──────── Supplied entries
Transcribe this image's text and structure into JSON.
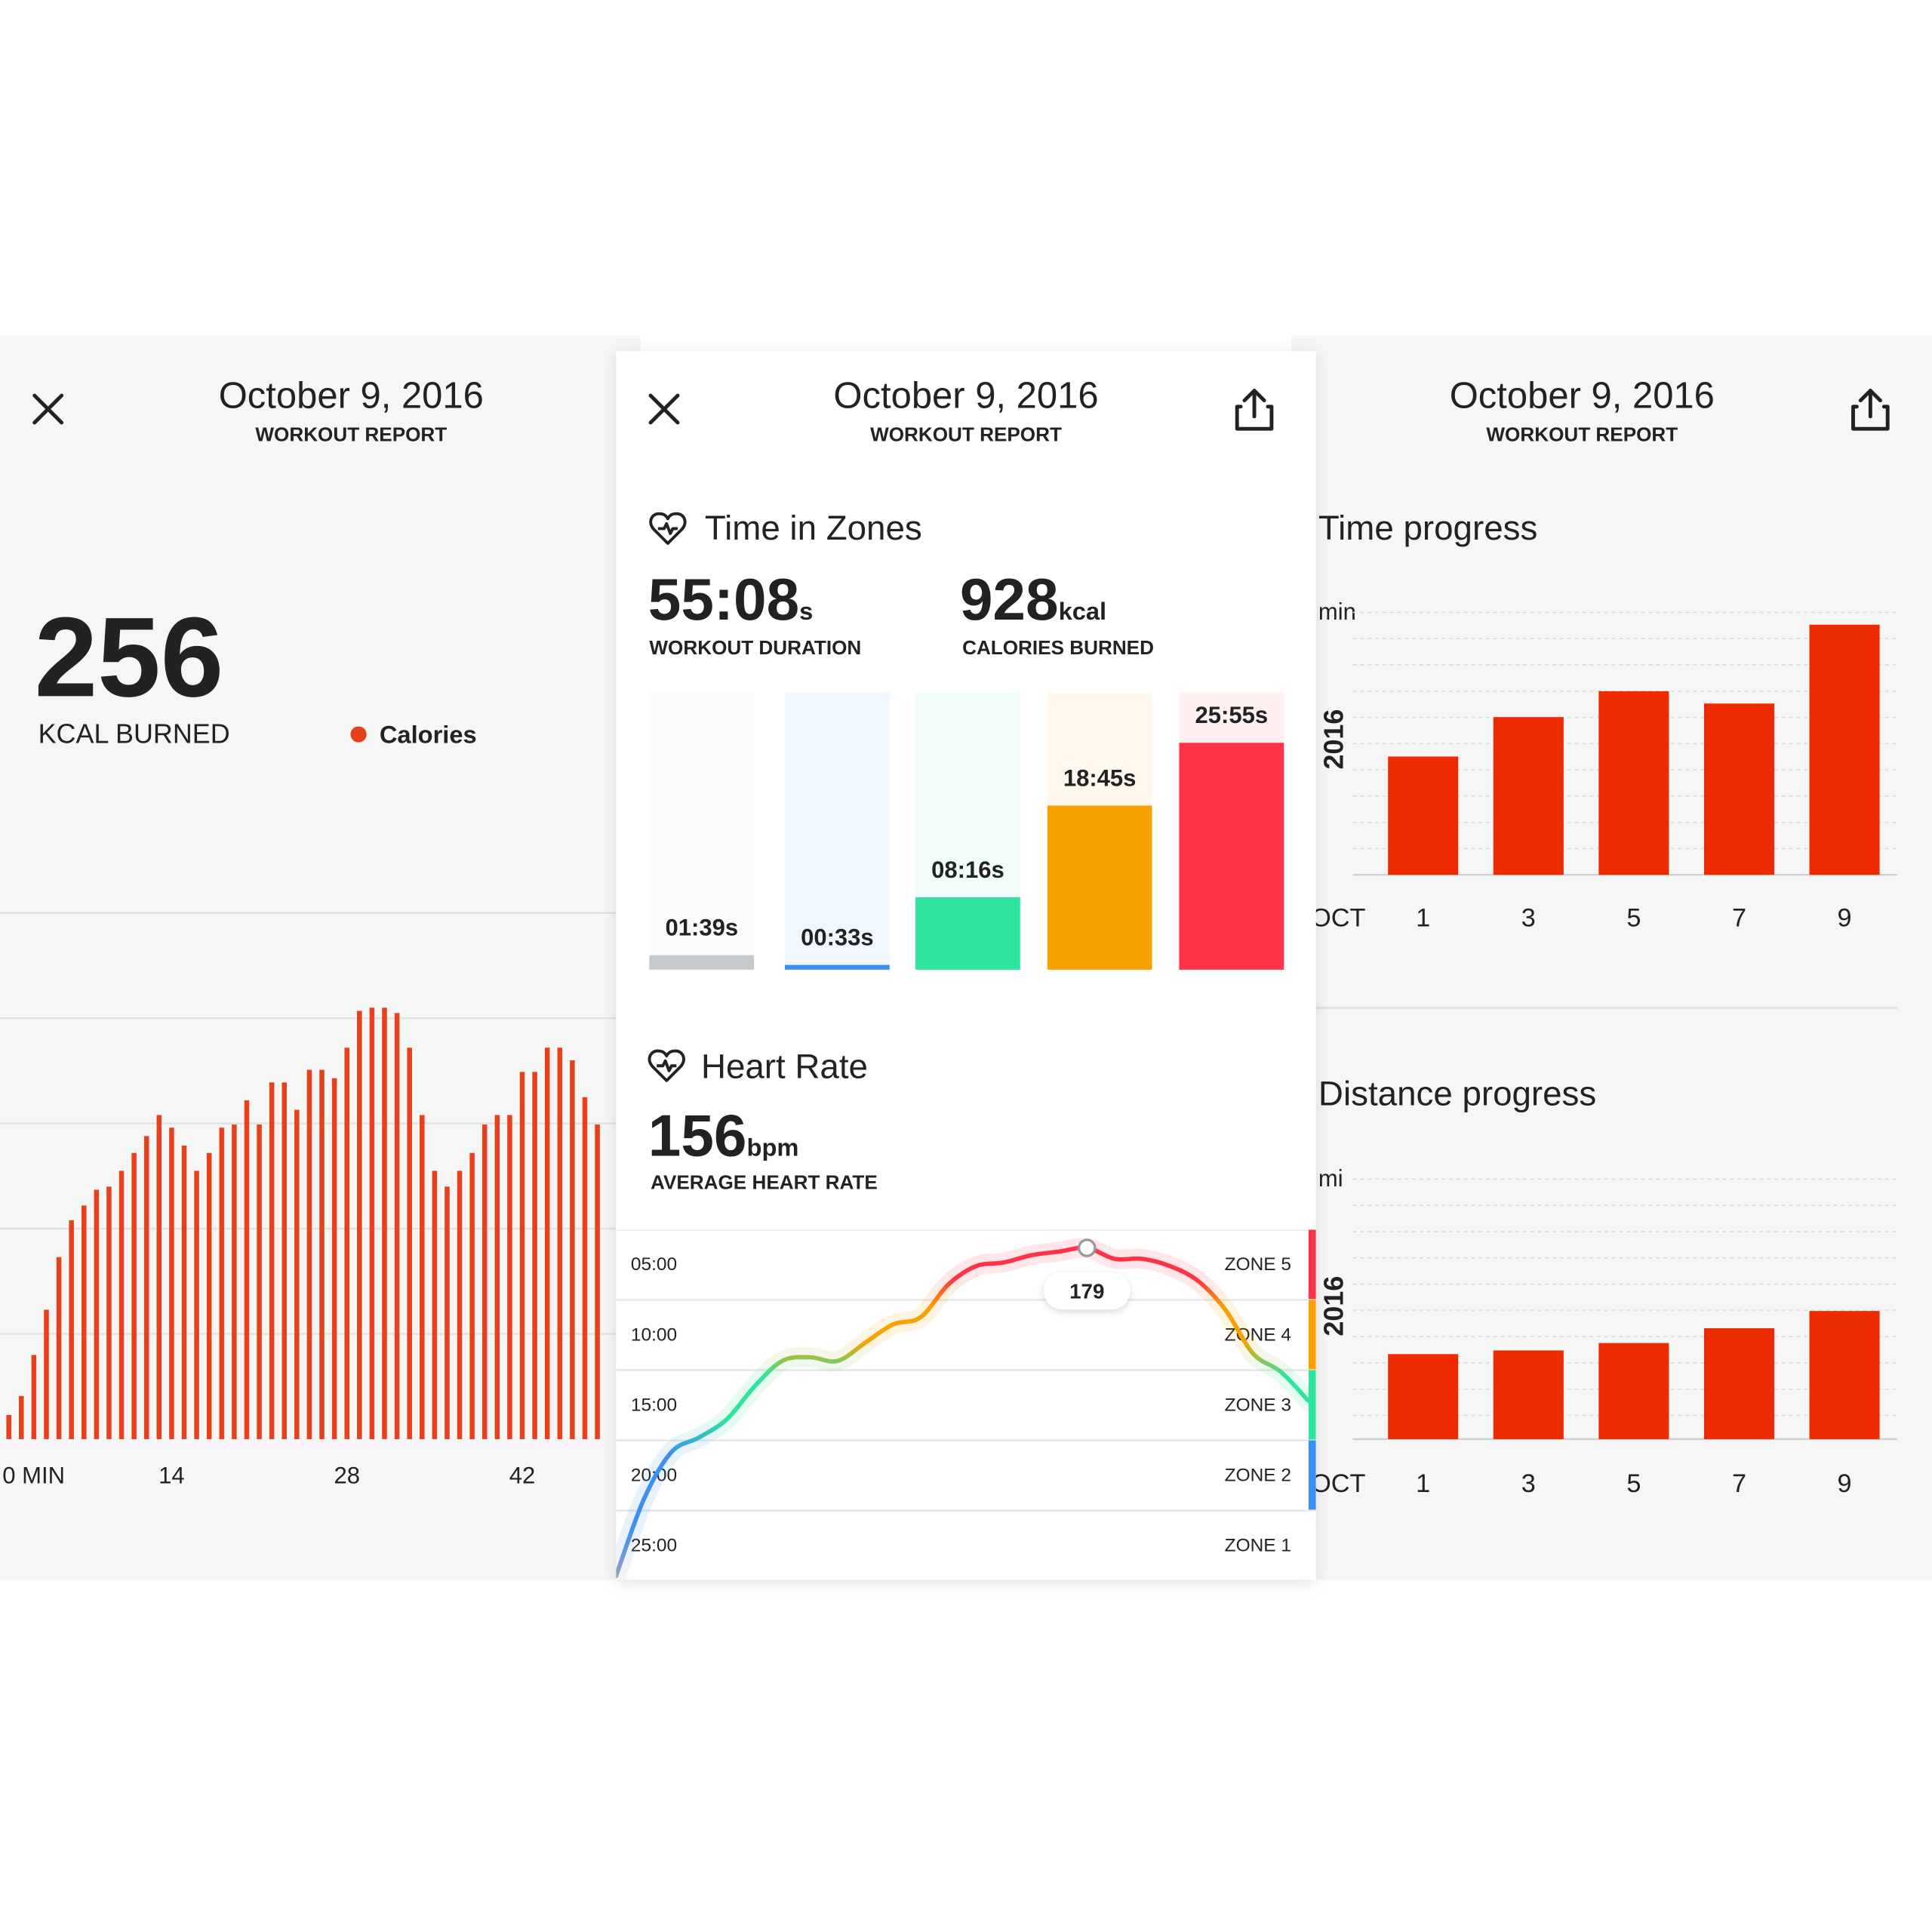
{
  "left": {
    "date": "October 9, 2016",
    "subtitle": "WORKOUT REPORT",
    "total": "256",
    "total_label": "KCAL BURNED",
    "chart": {
      "type": "bar",
      "series": [
        {
          "name": "Calories",
          "color": "#e8401c",
          "values": [
            23,
            41,
            80,
            123,
            173,
            208,
            222,
            237,
            240,
            255,
            272,
            288,
            308,
            296,
            279,
            255,
            272,
            296,
            299,
            322,
            299,
            339,
            339,
            313,
            351,
            351,
            343,
            372,
            407,
            410,
            410,
            405,
            372,
            308,
            255,
            240,
            255,
            272,
            299,
            308,
            308,
            349,
            349,
            372,
            372,
            360,
            325,
            299
          ]
        }
      ],
      "x": [
        1,
        2,
        3,
        4,
        5,
        6,
        7,
        8,
        9,
        10,
        11,
        12,
        13,
        14,
        15,
        16,
        17,
        18,
        19,
        20,
        21,
        22,
        23,
        24,
        25,
        26,
        27,
        28,
        29,
        30,
        31,
        32,
        33,
        34,
        35,
        36,
        37,
        38,
        39,
        40,
        41,
        42,
        43,
        44,
        45,
        46,
        47,
        48
      ],
      "xlim": [
        0,
        49
      ],
      "xticks": [
        {
          "value": 0,
          "label": "0 MIN"
        },
        14,
        28,
        42
      ],
      "ylim": [
        0,
        500
      ],
      "grid": [
        100,
        200,
        300,
        400,
        500
      ]
    }
  },
  "center": {
    "date": "October 9, 2016",
    "subtitle": "WORKOUT REPORT",
    "zones_title": "Time in Zones",
    "duration": {
      "value": "55:08",
      "unit": "s",
      "label": "WORKOUT DURATION"
    },
    "calories": {
      "value": "928",
      "unit": "kcal",
      "label": "CALORIES BURNED"
    },
    "zones_chart": {
      "type": "bar",
      "values": [
        99,
        33,
        496,
        1125,
        1555
      ],
      "value_labels": [
        "01:39s",
        "00:33s",
        "08:16s",
        "18:45s",
        "25:55s"
      ],
      "colors": [
        "#c6c9cd",
        "#3d8ff0",
        "#2ee59d",
        "#f7a200",
        "#ff3347"
      ],
      "label_colors": [
        "#8a8d91",
        "#3d8ff0",
        "#2ee59d",
        "#f7a200",
        "#ff3347"
      ],
      "ylim": [
        0,
        1900
      ]
    },
    "heart_title": "Heart Rate",
    "heart_rate": {
      "value": "156",
      "unit": "bpm",
      "label": "AVERAGE HEART RATE"
    },
    "heart_chart": {
      "type": "line",
      "values": [
        89,
        110,
        123,
        127,
        132,
        141,
        148,
        149,
        148,
        153,
        158,
        160,
        169,
        174,
        175,
        177,
        178,
        179,
        176,
        176,
        174,
        170,
        162,
        150,
        145,
        137
      ],
      "ylim": [
        88,
        184
      ],
      "rows": [
        {
          "time": "05:00",
          "zone": "ZONE 5",
          "color": "#ff3347"
        },
        {
          "time": "10:00",
          "zone": "ZONE 4",
          "color": "#f7a200"
        },
        {
          "time": "15:00",
          "zone": "ZONE 3",
          "color": "#2ee59d"
        },
        {
          "time": "20:00",
          "zone": "ZONE 2",
          "color": "#3d8ff0"
        },
        {
          "time": "25:00",
          "zone": "ZONE 1"
        }
      ]
    }
  },
  "right": {
    "date": "October 9, 2016",
    "subtitle": "WORKOUT REPORT",
    "charts": [
      {
        "type": "bar",
        "title": "Time progress",
        "unit": "min",
        "year": "2016",
        "month": "OCT",
        "categories": [
          "1",
          "3",
          "5",
          "7",
          "9"
        ],
        "values": [
          96,
          128,
          149,
          139,
          203
        ],
        "color": "#ee2a00",
        "ylim": [
          0,
          213
        ]
      },
      {
        "type": "bar",
        "title": "Distance progress",
        "unit": "mi",
        "year": "2016",
        "month": "OCT",
        "categories": [
          "1",
          "3",
          "5",
          "7",
          "9"
        ],
        "values": [
          69,
          72,
          78,
          90,
          104
        ],
        "color": "#ee2a00",
        "ylim": [
          0,
          211
        ]
      }
    ]
  }
}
────────────────
→ **Written task**:
Track down the lines that include the word "progress" and copy them.

→ **Exercise result**:
        "title": "Time progress",
        "title": "Distance progress",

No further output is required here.